> **Material to process**:
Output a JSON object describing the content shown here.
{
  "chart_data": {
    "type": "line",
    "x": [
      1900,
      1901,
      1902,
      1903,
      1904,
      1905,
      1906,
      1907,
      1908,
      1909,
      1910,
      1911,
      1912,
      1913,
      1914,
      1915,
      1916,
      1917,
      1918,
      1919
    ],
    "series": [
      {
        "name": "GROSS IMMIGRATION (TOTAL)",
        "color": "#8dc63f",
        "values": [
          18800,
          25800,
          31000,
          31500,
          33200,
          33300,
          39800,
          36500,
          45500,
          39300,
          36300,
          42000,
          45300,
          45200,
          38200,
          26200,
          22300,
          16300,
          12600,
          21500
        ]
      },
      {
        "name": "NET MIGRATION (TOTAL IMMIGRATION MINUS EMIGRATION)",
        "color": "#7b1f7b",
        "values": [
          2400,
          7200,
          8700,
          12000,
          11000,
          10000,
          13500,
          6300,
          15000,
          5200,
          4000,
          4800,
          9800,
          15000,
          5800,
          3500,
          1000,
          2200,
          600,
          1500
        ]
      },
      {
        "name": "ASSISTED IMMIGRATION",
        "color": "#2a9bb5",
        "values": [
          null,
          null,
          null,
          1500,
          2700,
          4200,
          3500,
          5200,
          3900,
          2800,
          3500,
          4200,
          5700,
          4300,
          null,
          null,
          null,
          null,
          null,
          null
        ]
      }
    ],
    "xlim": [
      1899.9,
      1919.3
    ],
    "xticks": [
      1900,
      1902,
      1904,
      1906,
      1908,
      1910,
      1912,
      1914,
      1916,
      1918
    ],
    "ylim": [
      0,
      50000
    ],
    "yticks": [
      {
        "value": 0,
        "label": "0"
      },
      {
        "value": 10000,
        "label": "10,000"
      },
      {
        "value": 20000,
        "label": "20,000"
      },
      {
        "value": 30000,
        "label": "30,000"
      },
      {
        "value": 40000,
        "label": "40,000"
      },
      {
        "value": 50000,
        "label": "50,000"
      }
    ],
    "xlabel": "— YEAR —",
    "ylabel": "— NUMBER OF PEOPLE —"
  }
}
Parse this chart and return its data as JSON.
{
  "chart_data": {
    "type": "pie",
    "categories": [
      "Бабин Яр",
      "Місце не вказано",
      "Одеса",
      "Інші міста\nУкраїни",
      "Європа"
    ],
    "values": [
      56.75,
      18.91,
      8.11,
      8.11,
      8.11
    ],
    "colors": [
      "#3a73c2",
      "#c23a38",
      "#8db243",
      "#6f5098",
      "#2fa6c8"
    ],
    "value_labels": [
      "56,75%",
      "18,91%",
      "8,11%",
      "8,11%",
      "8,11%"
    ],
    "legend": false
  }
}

> **What the task requires**:
Return every line containing "name".

> **Correct answer**:
        "name": "GROSS IMMIGRATION (TOTAL)",
        "name": "NET MIGRATION (TOTAL IMMIGRATION MINUS EMIGRATION)",
        "name": "ASSISTED IMMIGRATION",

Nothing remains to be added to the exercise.